» TEXT PROVIDED
# Got a job.... but my boss hates shy people.



## Lana77 (Dec 12, 2014)

Okay so had a job interview yesterday. Got the job despite the fact I was as nervous as hell, sweating, and if I wasn't wearing makeup my face would've been red as a tomato. I acted as confident as possible, smiling, laughing, and such. I had trouble answering a few questions but the manager was nice and helped me. It was for a position at starbucks. She asked me what my friends think of me (I have like zero friends) but I said, "Funny, friendly, smart." Then she asked me, "Would they say you are shy?" I said, "Well I'm shy around people I don't know, people I know well I am not" (Well it takes A LOT for me to feel comfortable around people is the truth... like even after knowing my previous manager for almost a year I still felt really uncomfortable around her) Then she went on to say that this job needs someone outgoing, who can carry out easy conversations with customers, not someone who takes orders and stares at the person in awkward silence as they wait for their drink. She went on to say "I used to be shy until one day I realized I didn't want to be that way anymore and yadda yadda yadda" She somehow hired me anyhow, I took the job as I'm in desperate need of one. My last job the manager asked me if I was shy in the interview I said yes, she had the same kind of spiel, but she hired me somehow anyway. I did my best to interact with customers at that job, but felt that I wasn't very good at it because it never got beyond "Hi, how are you? Can I help you with anything?"

» DATA ROWS
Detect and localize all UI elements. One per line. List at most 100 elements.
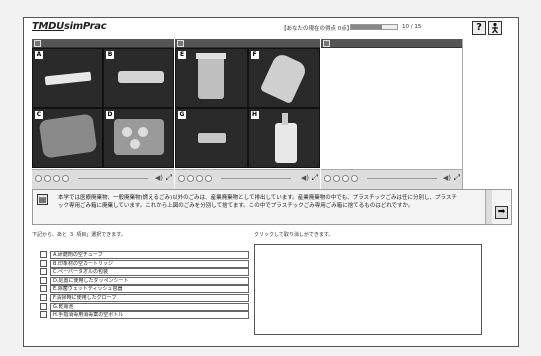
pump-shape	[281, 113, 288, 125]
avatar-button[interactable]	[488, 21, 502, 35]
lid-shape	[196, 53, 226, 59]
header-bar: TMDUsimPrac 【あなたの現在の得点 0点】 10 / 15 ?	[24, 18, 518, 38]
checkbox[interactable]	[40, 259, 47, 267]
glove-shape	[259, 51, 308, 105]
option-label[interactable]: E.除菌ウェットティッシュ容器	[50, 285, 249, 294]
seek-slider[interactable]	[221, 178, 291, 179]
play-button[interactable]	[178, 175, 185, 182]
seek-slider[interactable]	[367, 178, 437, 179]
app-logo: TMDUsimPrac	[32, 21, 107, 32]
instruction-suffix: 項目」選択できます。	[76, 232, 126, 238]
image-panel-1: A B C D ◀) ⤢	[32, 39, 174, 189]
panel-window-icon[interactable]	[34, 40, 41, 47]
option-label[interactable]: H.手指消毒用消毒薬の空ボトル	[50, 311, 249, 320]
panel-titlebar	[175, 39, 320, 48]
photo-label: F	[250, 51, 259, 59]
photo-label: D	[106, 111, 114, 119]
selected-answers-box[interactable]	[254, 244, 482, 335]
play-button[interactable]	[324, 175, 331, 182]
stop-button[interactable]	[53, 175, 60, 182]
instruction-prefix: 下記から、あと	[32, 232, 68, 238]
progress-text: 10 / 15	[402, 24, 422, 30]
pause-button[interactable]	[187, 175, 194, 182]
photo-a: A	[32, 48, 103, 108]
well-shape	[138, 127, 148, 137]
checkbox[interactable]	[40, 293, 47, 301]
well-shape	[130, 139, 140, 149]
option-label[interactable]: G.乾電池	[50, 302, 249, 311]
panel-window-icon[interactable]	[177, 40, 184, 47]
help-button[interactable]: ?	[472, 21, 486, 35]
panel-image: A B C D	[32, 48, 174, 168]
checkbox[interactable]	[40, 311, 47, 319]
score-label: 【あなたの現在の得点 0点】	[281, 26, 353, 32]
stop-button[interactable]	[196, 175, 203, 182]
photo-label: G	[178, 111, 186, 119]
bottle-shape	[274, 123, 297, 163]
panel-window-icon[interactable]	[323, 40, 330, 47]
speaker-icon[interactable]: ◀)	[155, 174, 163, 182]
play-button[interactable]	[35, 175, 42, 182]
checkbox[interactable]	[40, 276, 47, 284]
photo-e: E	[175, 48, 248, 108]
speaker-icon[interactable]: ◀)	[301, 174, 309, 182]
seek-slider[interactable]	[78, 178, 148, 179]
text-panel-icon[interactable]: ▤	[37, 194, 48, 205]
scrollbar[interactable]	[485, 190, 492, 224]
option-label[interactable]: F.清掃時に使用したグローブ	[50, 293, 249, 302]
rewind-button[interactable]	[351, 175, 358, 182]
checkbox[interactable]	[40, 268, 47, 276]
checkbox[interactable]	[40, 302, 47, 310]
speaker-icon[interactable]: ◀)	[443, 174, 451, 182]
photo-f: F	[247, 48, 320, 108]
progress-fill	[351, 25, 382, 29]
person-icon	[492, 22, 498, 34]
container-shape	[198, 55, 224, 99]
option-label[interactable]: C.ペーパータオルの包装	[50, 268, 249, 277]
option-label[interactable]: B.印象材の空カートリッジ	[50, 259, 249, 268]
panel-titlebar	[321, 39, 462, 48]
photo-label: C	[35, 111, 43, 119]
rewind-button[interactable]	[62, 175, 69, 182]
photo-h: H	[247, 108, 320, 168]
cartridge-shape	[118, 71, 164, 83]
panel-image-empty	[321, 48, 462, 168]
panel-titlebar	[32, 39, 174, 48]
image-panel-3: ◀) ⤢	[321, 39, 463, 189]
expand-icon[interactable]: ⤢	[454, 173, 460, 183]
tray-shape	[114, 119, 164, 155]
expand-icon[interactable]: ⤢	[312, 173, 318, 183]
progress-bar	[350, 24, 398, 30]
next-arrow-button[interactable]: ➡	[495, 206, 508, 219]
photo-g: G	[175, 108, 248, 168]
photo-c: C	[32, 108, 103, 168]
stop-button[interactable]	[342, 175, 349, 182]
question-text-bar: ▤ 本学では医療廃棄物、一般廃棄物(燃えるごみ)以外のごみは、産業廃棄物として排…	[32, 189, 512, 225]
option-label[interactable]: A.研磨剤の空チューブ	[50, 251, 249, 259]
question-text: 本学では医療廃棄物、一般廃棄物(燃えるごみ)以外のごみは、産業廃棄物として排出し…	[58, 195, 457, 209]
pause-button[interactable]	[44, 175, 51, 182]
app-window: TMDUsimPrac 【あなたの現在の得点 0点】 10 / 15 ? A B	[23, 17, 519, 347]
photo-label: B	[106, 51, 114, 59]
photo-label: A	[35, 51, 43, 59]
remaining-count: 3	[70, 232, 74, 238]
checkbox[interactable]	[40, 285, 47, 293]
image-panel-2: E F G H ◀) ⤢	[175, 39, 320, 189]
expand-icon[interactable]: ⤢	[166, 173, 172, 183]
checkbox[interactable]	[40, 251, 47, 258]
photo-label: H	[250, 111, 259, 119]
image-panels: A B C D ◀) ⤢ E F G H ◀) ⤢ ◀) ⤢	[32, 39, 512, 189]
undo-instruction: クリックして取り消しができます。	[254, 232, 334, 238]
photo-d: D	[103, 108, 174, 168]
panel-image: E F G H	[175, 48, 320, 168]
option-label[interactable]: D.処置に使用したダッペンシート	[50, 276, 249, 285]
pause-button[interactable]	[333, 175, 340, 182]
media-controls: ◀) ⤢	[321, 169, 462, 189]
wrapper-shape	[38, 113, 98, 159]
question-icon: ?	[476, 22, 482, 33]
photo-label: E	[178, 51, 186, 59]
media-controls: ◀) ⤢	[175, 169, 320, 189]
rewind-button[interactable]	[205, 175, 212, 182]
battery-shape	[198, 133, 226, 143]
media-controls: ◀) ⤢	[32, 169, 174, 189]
---
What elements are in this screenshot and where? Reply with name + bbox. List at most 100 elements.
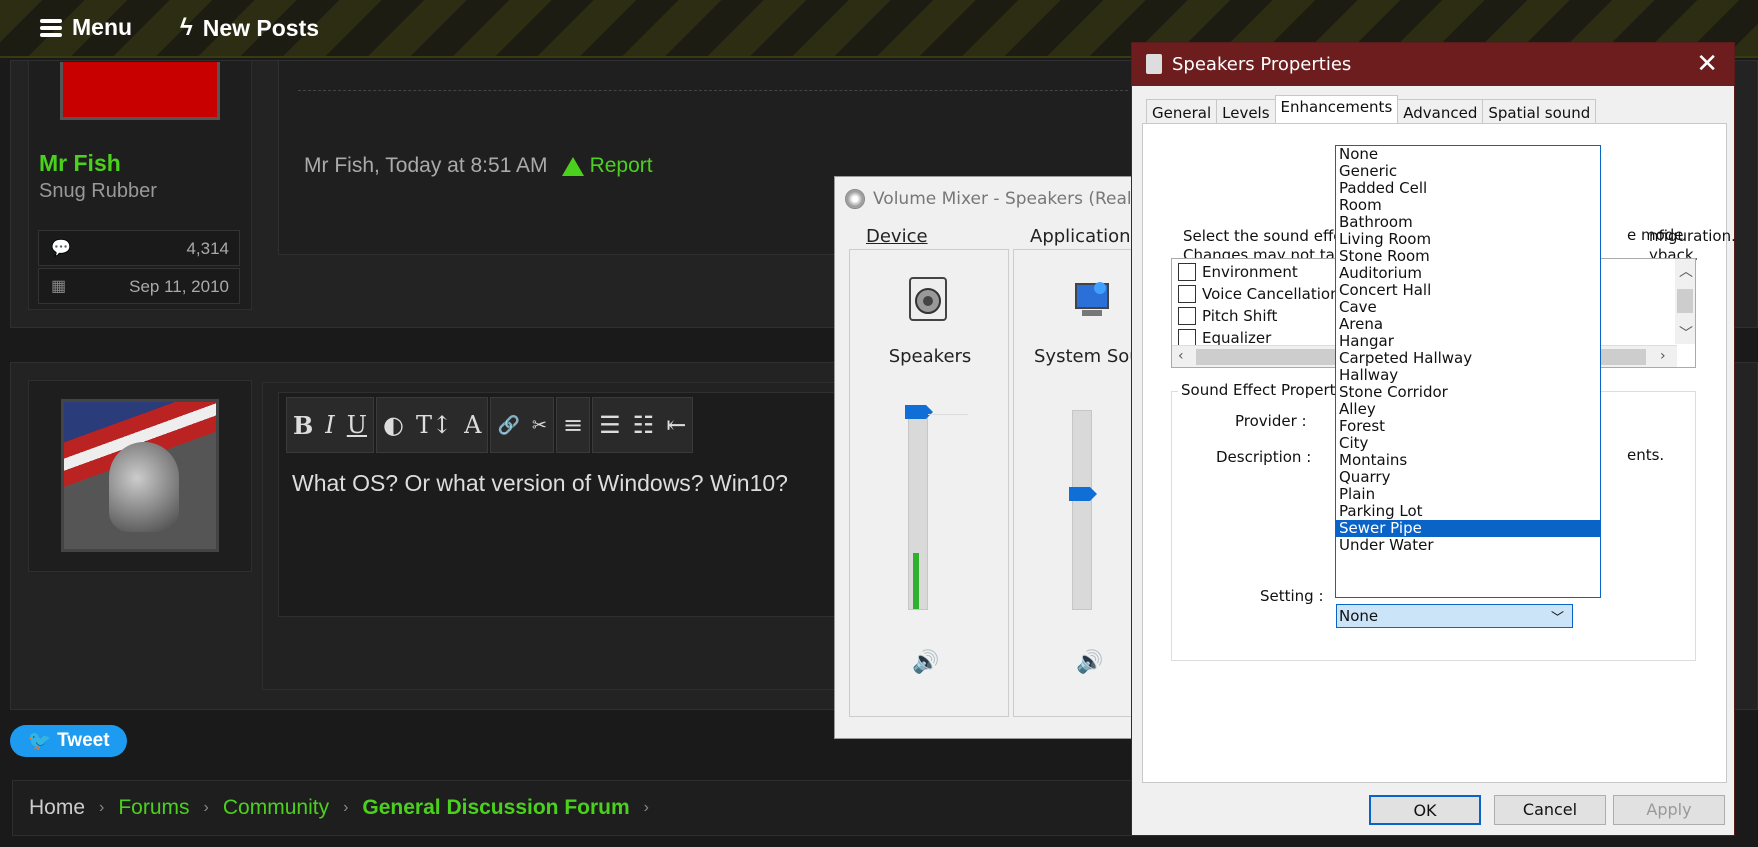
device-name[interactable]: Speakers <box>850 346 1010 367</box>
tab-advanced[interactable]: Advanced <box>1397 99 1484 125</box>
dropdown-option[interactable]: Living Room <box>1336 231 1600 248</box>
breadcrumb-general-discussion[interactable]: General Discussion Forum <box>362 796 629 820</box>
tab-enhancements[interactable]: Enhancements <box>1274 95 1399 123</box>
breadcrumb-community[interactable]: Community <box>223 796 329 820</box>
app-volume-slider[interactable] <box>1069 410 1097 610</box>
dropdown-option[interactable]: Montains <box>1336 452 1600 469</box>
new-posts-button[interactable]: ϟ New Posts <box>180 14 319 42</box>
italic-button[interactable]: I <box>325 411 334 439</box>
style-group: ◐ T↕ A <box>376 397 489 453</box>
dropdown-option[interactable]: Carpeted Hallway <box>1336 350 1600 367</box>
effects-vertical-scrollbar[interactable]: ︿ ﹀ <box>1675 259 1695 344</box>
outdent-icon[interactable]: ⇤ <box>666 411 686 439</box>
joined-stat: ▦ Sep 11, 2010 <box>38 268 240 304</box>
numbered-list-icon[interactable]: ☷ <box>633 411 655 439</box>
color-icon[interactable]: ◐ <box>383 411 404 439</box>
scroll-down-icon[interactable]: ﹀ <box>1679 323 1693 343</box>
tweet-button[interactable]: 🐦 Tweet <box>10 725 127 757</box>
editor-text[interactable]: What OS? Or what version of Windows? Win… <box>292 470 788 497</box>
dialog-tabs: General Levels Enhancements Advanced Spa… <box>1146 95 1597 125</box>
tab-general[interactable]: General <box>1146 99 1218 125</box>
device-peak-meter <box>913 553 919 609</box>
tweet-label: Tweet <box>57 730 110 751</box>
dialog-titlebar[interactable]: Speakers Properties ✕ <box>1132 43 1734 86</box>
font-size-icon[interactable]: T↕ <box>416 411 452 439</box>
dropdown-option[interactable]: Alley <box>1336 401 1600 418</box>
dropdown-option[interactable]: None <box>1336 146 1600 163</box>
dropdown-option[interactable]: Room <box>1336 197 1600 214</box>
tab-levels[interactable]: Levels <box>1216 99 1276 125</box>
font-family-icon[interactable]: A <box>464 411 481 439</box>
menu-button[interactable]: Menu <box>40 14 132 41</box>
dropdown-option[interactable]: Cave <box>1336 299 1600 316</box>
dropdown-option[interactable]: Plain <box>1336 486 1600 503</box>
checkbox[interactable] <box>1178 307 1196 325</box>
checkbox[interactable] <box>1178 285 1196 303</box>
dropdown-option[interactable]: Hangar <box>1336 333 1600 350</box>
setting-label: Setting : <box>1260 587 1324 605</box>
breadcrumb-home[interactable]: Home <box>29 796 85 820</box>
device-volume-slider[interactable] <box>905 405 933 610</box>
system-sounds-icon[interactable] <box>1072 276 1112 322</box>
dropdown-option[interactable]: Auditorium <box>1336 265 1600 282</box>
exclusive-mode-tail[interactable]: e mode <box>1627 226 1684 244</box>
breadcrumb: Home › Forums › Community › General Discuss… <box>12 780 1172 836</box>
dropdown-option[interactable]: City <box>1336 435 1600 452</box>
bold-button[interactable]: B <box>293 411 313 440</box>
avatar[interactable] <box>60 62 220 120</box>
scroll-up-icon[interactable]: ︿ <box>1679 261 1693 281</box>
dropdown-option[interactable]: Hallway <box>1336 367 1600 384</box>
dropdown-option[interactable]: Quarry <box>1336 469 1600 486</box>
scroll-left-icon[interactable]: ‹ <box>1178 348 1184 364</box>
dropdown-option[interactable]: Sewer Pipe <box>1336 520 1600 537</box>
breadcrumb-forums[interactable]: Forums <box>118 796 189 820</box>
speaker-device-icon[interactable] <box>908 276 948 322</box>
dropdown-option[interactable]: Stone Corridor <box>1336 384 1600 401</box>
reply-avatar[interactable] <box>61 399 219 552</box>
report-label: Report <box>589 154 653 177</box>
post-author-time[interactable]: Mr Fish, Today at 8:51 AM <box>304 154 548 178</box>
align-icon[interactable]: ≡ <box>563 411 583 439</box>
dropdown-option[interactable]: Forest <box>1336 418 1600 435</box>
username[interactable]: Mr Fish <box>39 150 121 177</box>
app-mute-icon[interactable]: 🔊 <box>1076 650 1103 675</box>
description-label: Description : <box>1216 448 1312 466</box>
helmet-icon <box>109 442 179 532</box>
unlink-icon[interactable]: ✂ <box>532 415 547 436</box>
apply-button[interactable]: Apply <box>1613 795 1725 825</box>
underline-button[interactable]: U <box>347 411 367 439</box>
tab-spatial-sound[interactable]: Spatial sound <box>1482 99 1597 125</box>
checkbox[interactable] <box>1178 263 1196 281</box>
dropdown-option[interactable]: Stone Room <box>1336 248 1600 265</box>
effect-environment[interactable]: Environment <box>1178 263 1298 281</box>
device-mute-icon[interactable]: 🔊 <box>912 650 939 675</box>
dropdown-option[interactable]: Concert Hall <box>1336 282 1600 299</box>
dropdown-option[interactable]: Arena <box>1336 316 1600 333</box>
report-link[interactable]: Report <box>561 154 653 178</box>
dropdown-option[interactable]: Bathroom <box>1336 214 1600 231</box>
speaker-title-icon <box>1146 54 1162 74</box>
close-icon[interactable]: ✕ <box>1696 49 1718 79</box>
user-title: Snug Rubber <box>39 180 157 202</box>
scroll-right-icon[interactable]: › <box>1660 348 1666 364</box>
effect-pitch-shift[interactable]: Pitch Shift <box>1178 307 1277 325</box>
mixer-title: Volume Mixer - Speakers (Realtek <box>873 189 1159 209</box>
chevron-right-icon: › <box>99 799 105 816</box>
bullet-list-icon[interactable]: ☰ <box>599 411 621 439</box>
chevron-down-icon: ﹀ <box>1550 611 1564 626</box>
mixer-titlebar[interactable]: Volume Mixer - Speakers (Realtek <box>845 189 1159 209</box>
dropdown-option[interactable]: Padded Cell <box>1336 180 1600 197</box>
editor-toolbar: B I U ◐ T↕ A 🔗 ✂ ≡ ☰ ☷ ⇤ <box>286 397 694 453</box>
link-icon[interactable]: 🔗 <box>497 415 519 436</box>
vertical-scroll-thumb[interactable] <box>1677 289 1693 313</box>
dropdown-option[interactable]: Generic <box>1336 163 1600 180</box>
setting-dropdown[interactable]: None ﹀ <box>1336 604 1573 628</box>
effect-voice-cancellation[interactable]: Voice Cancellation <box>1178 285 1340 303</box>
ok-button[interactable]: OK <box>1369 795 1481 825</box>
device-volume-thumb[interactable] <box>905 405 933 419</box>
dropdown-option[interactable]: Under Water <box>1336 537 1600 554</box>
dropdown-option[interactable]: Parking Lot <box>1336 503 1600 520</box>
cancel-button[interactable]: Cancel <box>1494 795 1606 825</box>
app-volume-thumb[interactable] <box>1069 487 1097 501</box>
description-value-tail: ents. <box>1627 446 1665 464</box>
---
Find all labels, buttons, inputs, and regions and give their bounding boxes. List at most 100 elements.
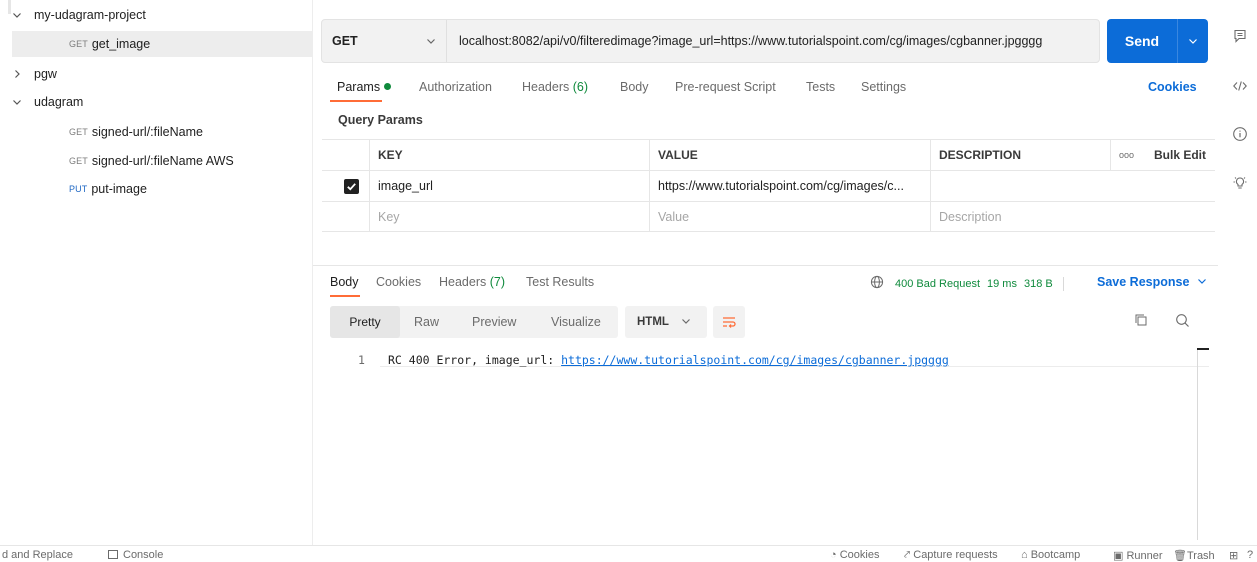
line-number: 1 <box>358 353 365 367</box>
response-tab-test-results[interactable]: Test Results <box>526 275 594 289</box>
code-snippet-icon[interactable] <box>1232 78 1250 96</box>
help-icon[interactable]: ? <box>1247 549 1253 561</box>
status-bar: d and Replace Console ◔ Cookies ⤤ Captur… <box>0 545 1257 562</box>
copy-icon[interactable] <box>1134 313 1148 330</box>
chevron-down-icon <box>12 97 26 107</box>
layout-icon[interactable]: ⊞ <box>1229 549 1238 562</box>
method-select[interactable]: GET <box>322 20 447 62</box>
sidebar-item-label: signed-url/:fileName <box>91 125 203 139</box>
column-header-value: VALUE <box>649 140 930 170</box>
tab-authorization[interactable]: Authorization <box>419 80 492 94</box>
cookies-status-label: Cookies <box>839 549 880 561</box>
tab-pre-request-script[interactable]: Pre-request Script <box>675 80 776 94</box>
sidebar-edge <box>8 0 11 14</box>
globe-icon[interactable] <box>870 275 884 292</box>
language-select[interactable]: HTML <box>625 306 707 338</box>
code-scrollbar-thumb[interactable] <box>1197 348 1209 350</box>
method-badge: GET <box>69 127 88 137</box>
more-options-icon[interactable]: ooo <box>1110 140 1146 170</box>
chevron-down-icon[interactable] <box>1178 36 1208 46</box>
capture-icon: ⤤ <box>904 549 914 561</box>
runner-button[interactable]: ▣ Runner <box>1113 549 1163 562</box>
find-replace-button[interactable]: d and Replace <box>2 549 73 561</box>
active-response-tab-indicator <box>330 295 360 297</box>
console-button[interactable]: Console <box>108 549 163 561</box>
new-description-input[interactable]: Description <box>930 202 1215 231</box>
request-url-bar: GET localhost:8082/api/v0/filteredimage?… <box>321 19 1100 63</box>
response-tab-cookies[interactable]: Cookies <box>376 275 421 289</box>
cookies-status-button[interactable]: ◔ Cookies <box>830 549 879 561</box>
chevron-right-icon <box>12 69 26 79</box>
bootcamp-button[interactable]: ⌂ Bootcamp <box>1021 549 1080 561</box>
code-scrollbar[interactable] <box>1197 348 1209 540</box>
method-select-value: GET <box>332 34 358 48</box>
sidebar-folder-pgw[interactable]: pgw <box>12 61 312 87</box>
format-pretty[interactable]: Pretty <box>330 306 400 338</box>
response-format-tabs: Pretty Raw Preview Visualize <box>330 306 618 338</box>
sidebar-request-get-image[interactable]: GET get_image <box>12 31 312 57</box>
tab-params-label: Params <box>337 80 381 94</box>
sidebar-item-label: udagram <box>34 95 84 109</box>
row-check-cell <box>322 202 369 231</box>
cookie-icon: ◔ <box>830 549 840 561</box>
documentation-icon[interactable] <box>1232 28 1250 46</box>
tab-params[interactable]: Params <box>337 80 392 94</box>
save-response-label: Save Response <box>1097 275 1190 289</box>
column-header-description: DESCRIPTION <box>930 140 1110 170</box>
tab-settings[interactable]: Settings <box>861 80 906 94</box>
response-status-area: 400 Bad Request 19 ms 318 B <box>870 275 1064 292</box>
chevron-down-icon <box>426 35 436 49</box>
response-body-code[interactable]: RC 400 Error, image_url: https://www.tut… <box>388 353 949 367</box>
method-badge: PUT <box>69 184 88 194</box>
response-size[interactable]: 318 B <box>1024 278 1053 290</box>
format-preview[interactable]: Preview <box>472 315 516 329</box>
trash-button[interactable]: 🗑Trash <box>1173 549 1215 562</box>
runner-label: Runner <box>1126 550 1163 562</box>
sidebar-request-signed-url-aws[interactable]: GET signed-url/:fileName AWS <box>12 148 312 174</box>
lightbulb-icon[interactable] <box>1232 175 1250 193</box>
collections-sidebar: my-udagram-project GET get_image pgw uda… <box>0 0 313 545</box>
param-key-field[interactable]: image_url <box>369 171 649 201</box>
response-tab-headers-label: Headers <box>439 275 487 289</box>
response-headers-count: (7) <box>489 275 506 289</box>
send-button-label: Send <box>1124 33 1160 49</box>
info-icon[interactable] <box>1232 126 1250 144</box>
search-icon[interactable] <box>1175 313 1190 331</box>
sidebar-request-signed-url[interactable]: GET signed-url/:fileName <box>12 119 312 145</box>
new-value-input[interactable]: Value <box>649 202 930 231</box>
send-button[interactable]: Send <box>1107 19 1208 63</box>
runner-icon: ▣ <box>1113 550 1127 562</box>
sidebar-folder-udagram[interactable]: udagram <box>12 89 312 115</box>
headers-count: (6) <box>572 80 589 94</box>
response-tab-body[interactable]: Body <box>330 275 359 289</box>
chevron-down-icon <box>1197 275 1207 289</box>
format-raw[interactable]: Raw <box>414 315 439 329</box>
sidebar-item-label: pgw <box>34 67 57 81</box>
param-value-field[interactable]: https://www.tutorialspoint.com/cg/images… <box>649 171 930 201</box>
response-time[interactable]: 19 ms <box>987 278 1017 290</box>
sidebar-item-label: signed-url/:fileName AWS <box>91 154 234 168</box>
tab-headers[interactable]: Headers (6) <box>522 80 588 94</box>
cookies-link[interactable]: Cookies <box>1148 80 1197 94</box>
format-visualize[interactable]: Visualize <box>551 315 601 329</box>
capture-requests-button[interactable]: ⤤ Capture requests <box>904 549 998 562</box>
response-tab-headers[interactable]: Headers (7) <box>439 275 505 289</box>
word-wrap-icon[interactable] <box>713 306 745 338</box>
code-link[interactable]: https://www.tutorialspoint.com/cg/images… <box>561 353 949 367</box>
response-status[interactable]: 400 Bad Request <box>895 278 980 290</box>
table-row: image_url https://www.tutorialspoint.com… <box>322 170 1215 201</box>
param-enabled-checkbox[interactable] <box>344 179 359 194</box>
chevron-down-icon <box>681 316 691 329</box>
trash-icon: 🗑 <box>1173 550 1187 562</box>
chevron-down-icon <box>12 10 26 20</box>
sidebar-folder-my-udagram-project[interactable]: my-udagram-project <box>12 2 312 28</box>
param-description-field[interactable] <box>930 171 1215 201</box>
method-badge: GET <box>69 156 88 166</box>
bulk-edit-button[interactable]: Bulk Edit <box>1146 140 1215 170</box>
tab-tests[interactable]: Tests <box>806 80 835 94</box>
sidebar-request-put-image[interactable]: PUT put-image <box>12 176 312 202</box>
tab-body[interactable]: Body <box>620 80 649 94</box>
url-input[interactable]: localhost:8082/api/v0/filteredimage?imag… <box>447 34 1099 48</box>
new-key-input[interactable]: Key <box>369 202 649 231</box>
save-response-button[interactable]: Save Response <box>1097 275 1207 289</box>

» TO BE DONE
1) In the forum post about the new Starbucks job, which three words did the poster give in the interview to describe what friends think of them?
2) Write a continuation of the forum post about the new Starbucks job, picking up right after its final sentence.

» RESPONSE LIST
1) Funny, friendly, smart.

2)
It just seems like nowadays even to get minimum wage jobs you need to be "outgoing." I am just really hating all this incense against social anxiety people. Like this is not my fault! This is just who I am, I've tried to change it, but I can't because it's ingrained into me. I don't really know if I could say I have SA, I just know that I would rather not speak to others (unless it's on the internet) and I never know what to say, I don't have any desire to get to know others, I can never relate with people and get anxious around them if I don't know them. So I am really nervous for this job now, and I could use any advice I could get.


----------



## Imbored21 (Jun 18, 2012)

Yeah it's ****ing retarded. I got yelled at every day for not conversing with the customers. I just said hi how are u do you need help finding anything etc.. It was never enough for my bosses. I grabbed my balls and told them I quit. Didn't even go back in to pick up my paycheck.


Your boss is a ****. DOn't let her walk all over you. Show her you have the power not her.


----------



## harrison (Apr 14, 2012)

So it's a job at Starbucks? That shouldn't have too much need to talk should it? Basically just taking the orders and dealing with the other staff. (I may be wrong though of course)

Maybe just give it a go and try to stay positive. Whenever I've been to Starbucks the people working there don't really talk to customers very much.


----------



## Lana77 (Dec 12, 2014)

Imbored21 said:


> Yeah it's ****ing retarded. I got yelled at every day for not conversing with the customers. I just said hi how are u do you need help finding anything etc.. It was never enough for my bosses. I grabbed my balls and told them I quit. Didn't even go back in to pick up my paycheck.
> 
> Your boss is a ****. DOn't let her walk all over you. Show her you have the power not her.


At my old job I worked independently by myself, I worked evenings which were EXTREMELY slow, it was at a shoe store, you were lucky if you got one sale at night. No one else was in the store but me, so my boss never really saw how I dealt with customers very much, but I feel if she did she would be criticizing me. I'll just try it and if there are problems like that yeah I don't think I'll tolerate it. I'm also scared that there will be other coworkers there who will be able to sniff out my SA... ugh. It sucks that we have to deal with people who don't understand our lack of talking.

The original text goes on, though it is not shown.